Copy the data exactly; pictures stay out of the copy.

"""

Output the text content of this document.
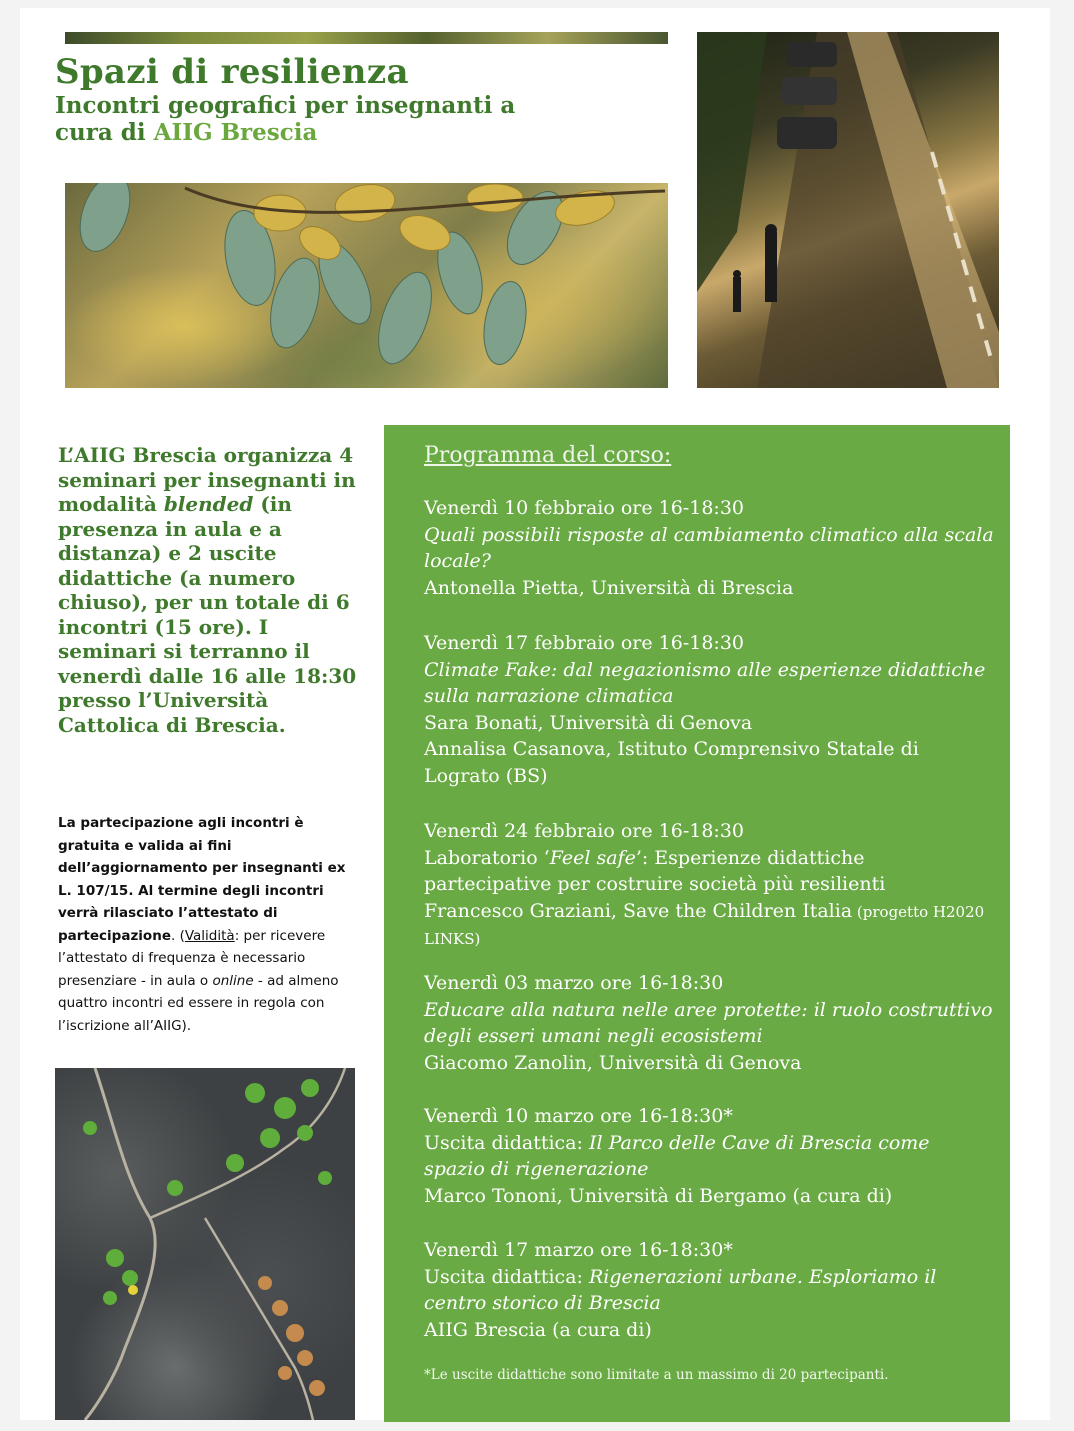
Spazi di resilienza
Incontri geografici per insegnanti a
cura di AIIG Brescia
L’AIIG Brescia organizza 4 seminari per insegnanti in modalità blended (in presenza in aula e a distanza) e 2 uscite didattiche (a numero chiuso), per un totale di 6 incontri (15 ore). I seminari si terranno il venerdì dalle 16 alle 18:30 presso l’Università Cattolica di Brescia.
La partecipazione agli incontri è gratuita e valida ai fini dell’aggiornamento per insegnanti ex L. 107/15. Al termine degli incontri verrà rilasciato l’attestato di partecipazione. (Validità: per ricevere l’attestato di frequenza è necessario presenziare - in aula o online - ad almeno quattro incontri ed essere in regola con l’iscrizione all’AIIG).
Programma del corso:
Venerdì 10 febbraio ore 16-18:30
Quali possibili risposte al cambiamento climatico alla scala locale?
Antonella Pietta, Università di Brescia
Venerdì 17 febbraio ore 16-18:30
Climate Fake: dal negazionismo alle esperienze didattiche sulla narrazione climatica
Sara Bonati, Università di Genova
Annalisa Casanova, Istituto Comprensivo Statale di Lograto (BS)
Venerdì 24 febbraio ore 16-18:30
Laboratorio ‘Feel safe’: Esperienze didattiche partecipative per costruire società più resilienti
Francesco Graziani, Save the Children Italia (progetto H2020 LINKS)
Venerdì 03 marzo ore 16-18:30
Educare alla natura nelle aree protette: il ruolo costruttivo degli esseri umani negli ecosistemi
Giacomo Zanolin, Università di Genova
Venerdì 10 marzo ore 16-18:30*
Uscita didattica: Il Parco delle Cave di Brescia come spazio di rigenerazione
Marco Tononi, Università di Bergamo (a cura di)
Venerdì 17 marzo ore 16-18:30*
Uscita didattica: Rigenerazioni urbane. Esploriamo il centro storico di Brescia
AIIG Brescia (a cura di)
*Le uscite didattiche sono limitate a un massimo di 20 partecipanti.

"""

Answer to the exercise:
Output the text content of this document.
Spazi di resilienza
Incontri geografici per insegnanti a
cura di AIIG Brescia
L’AIIG Brescia organizza 4 seminari per insegnanti in modalità blended (in presenza in aula e a distanza) e 2 uscite didattiche (a numero chiuso), per un totale di 6 incontri (15 ore). I seminari si terranno il venerdì dalle 16 alle 18:30 presso l’Università Cattolica di Brescia.
La partecipazione agli incontri è gratuita e valida ai fini dell’aggiornamento per insegnanti ex L. 107/15. Al termine degli incontri verrà rilasciato l’attestato di partecipazione. (Validità: per ricevere l’attestato di frequenza è necessario presenziare - in aula o online - ad almeno quattro incontri ed essere in regola con l’iscrizione all’AIIG).
Programma del corso:
Venerdì 10 febbraio ore 16-18:30
Quali possibili risposte al cambiamento climatico alla scala locale?
Antonella Pietta, Università di Brescia
Venerdì 17 febbraio ore 16-18:30
Climate Fake: dal negazionismo alle esperienze didattiche sulla narrazione climatica
Sara Bonati, Università di Genova
Annalisa Casanova, Istituto Comprensivo Statale di Lograto (BS)
Venerdì 24 febbraio ore 16-18:30
Laboratorio ‘Feel safe’: Esperienze didattiche partecipative per costruire società più resilienti
Francesco Graziani, Save the Children Italia (progetto H2020 LINKS)
Venerdì 03 marzo ore 16-18:30
Educare alla natura nelle aree protette: il ruolo costruttivo degli esseri umani negli ecosistemi
Giacomo Zanolin, Università di Genova
Venerdì 10 marzo ore 16-18:30*
Uscita didattica: Il Parco delle Cave di Brescia come spazio di rigenerazione
Marco Tononi, Università di Bergamo (a cura di)
Venerdì 17 marzo ore 16-18:30*
Uscita didattica: Rigenerazioni urbane. Esploriamo il centro storico di Brescia
AIIG Brescia (a cura di)
*Le uscite didattiche sono limitate a un massimo di 20 partecipanti.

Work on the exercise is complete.